[Records]
START
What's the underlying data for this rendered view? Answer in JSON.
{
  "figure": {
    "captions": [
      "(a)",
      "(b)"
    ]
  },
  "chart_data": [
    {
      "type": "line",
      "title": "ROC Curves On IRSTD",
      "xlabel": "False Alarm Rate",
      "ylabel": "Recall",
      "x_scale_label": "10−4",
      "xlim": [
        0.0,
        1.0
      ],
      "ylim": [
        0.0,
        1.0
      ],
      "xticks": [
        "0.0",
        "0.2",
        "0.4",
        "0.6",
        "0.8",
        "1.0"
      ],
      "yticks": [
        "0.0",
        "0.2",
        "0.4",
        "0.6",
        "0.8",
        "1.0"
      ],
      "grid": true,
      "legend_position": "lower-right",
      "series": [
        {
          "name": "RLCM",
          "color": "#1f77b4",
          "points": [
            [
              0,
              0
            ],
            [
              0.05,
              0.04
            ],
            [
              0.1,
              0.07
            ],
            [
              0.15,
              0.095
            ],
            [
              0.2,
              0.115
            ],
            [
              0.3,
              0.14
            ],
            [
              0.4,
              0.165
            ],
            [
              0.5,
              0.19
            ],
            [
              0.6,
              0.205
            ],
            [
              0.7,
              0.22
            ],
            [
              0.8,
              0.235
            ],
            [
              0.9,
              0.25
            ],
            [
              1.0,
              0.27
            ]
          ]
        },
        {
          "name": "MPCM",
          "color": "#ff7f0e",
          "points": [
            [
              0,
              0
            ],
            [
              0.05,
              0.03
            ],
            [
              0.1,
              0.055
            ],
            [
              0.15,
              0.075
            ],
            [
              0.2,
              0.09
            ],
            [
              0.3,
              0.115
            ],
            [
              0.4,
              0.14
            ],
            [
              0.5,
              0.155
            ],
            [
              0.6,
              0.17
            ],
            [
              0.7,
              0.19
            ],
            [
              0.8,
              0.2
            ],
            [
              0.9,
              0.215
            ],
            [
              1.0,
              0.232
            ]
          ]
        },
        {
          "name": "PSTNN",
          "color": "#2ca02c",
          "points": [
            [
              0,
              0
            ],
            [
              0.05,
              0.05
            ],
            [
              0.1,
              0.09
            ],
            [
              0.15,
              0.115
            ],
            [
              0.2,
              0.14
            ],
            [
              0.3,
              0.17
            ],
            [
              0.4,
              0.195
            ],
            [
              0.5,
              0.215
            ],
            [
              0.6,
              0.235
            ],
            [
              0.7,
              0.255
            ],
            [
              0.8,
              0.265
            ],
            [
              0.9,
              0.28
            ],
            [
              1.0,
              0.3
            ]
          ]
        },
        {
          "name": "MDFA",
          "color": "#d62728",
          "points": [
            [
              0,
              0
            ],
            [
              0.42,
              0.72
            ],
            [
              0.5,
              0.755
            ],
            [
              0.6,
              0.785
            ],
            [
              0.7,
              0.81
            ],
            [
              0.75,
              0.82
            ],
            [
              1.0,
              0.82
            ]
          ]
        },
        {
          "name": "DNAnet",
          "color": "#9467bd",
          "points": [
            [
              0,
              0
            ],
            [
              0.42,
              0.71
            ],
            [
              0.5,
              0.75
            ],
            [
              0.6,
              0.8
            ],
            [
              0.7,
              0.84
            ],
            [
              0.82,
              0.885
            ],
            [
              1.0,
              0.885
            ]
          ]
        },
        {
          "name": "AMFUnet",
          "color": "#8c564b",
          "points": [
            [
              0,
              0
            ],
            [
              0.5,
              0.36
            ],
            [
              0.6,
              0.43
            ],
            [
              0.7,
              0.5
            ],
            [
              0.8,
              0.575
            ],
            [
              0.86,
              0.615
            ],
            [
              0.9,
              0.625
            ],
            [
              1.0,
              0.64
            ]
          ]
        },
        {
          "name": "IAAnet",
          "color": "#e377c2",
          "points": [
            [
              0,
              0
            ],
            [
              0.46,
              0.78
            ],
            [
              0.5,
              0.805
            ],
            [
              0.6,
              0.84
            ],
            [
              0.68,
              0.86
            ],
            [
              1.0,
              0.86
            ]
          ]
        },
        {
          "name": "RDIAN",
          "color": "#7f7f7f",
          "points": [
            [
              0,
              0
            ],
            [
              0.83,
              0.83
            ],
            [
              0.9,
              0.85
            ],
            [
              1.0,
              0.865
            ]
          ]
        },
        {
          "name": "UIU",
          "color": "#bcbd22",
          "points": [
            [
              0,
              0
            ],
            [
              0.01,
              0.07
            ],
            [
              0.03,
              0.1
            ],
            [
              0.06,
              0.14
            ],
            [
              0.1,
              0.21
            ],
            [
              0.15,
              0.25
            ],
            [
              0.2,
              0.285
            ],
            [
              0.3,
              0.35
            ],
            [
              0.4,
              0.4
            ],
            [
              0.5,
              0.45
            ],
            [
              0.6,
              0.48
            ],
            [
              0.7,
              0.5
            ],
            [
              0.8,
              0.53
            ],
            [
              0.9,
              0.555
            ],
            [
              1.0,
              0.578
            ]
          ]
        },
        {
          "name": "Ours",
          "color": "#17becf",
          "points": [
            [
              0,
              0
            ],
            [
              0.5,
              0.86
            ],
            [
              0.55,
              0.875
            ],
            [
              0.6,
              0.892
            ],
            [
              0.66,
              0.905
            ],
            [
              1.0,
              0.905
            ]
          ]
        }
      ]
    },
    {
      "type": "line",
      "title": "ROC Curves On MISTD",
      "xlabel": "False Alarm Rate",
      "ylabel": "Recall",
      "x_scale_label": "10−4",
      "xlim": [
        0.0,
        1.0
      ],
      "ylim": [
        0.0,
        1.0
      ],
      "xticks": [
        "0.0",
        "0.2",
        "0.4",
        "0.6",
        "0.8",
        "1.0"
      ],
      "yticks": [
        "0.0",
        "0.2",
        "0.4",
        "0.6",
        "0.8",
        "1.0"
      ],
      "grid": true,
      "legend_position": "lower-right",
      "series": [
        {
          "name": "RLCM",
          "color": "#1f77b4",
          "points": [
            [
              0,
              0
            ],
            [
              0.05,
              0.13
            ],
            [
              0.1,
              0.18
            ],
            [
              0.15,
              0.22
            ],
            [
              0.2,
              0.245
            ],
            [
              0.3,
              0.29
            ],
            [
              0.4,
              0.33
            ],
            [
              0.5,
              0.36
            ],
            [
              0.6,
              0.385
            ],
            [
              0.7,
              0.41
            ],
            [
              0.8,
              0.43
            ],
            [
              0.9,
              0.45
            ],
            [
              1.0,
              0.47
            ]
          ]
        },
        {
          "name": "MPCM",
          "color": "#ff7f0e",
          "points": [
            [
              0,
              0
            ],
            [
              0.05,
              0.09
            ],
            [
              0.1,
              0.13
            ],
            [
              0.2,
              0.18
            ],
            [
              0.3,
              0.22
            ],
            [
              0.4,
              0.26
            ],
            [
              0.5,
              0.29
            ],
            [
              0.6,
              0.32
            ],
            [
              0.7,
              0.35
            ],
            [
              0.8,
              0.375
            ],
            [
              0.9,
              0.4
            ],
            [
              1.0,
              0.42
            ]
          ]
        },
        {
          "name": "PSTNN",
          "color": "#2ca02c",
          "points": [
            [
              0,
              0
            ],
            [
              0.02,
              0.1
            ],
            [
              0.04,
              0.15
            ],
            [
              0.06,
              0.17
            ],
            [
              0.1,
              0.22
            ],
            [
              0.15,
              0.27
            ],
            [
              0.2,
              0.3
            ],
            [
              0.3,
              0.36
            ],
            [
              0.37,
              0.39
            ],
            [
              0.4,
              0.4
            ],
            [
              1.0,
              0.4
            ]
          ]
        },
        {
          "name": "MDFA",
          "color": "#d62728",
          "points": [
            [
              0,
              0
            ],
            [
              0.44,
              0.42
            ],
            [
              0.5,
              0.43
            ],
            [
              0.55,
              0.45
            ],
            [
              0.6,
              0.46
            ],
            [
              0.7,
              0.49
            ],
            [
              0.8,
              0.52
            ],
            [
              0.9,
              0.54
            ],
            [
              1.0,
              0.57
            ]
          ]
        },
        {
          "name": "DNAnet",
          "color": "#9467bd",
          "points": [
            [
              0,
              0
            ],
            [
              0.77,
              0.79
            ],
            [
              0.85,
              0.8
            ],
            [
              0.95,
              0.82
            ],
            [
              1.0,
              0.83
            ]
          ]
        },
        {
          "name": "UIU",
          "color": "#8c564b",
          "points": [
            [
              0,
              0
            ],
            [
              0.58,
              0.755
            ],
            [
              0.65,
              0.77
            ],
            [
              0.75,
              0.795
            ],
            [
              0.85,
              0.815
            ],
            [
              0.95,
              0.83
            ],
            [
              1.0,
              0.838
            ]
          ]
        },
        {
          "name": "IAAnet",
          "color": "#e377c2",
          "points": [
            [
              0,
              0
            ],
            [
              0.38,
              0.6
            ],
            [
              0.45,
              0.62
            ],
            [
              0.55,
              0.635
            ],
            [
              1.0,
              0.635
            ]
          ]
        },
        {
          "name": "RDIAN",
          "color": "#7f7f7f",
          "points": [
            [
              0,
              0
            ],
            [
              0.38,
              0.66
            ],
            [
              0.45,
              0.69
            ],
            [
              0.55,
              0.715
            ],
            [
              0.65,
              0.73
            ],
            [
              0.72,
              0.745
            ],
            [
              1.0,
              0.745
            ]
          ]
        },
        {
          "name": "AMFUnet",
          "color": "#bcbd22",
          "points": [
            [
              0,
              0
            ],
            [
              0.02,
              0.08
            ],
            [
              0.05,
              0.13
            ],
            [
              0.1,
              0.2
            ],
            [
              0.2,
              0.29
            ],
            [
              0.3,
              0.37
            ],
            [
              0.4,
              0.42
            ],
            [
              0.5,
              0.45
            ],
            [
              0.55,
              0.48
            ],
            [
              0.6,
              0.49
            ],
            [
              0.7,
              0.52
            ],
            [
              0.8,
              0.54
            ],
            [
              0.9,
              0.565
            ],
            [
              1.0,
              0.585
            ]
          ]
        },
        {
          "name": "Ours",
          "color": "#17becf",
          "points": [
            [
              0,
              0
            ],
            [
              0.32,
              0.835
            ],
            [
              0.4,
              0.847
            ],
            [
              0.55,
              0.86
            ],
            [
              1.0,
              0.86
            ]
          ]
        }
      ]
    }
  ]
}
END
= Required work =
Say how many lines in the entries contain the string "title", and leave out everything else.

= Task result =
2